§ Exercise prompt
Give the data a second time, exactly and in full.

##### Given entries

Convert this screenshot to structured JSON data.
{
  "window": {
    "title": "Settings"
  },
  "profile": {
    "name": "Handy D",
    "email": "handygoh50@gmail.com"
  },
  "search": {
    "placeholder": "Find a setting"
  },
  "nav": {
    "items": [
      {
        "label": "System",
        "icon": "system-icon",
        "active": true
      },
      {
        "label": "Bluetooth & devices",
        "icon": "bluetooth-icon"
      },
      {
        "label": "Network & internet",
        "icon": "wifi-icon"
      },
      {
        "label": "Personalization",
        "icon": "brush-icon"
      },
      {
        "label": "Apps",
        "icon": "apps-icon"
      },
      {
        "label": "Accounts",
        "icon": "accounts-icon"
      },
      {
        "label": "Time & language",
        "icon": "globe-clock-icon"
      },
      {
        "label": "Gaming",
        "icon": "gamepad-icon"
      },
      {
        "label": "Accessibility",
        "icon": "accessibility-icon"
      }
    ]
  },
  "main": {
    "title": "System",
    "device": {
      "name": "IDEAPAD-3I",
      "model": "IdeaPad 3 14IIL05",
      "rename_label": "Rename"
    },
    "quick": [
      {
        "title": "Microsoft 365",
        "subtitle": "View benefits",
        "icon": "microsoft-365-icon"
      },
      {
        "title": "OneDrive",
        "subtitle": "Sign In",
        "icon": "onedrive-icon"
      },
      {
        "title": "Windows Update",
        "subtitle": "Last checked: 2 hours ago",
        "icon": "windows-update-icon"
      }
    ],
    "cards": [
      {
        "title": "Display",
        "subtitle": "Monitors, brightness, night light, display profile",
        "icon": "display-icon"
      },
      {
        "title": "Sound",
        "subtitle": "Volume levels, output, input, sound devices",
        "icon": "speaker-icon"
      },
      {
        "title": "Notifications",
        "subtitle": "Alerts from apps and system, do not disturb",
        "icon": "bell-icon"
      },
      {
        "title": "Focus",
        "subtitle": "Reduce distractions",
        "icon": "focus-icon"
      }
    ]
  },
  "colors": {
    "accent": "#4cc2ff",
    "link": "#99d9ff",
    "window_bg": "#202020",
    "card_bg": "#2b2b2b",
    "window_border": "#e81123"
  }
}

##########

§ Completed task
Convert this screenshot to structured JSON data.
{
  "window": {
    "title": "Settings"
  },
  "profile": {
    "name": "Handy D",
    "email": "handygoh50@gmail.com"
  },
  "search": {
    "placeholder": "Find a setting"
  },
  "nav": {
    "items": [
      {
        "label": "System",
        "icon": "system-icon",
        "active": true
      },
      {
        "label": "Bluetooth & devices",
        "icon": "bluetooth-icon"
      },
      {
        "label": "Network & internet",
        "icon": "wifi-icon"
      },
      {
        "label": "Personalization",
        "icon": "brush-icon"
      },
      {
        "label": "Apps",
        "icon": "apps-icon"
      },
      {
        "label": "Accounts",
        "icon": "accounts-icon"
      },
      {
        "label": "Time & language",
        "icon": "globe-clock-icon"
      },
      {
        "label": "Gaming",
        "icon": "gamepad-icon"
      },
      {
        "label": "Accessibility",
        "icon": "accessibility-icon"
      }
    ]
  },
  "main": {
    "title": "System",
    "device": {
      "name": "IDEAPAD-3I",
      "model": "IdeaPad 3 14IIL05",
      "rename_label": "Rename"
    },
    "quick": [
      {
        "title": "Microsoft 365",
        "subtitle": "View benefits",
        "icon": "microsoft-365-icon"
      },
      {
        "title": "OneDrive",
        "subtitle": "Sign In",
        "icon": "onedrive-icon"
      },
      {
        "title": "Windows Update",
        "subtitle": "Last checked: 2 hours ago",
        "icon": "windows-update-icon"
      }
    ],
    "cards": [
      {
        "title": "Display",
        "subtitle": "Monitors, brightness, night light, display profile",
        "icon": "display-icon"
      },
      {
        "title": "Sound",
        "subtitle": "Volume levels, output, input, sound devices",
        "icon": "speaker-icon"
      },
      {
        "title": "Notifications",
        "subtitle": "Alerts from apps and system, do not disturb",
        "icon": "bell-icon"
      },
      {
        "title": "Focus",
        "subtitle": "Reduce distractions",
        "icon": "focus-icon"
      }
    ]
  },
  "colors": {
    "accent": "#4cc2ff",
    "link": "#99d9ff",
    "window_bg": "#202020",
    "card_bg": "#2b2b2b",
    "window_border": "#e81123"
  }
}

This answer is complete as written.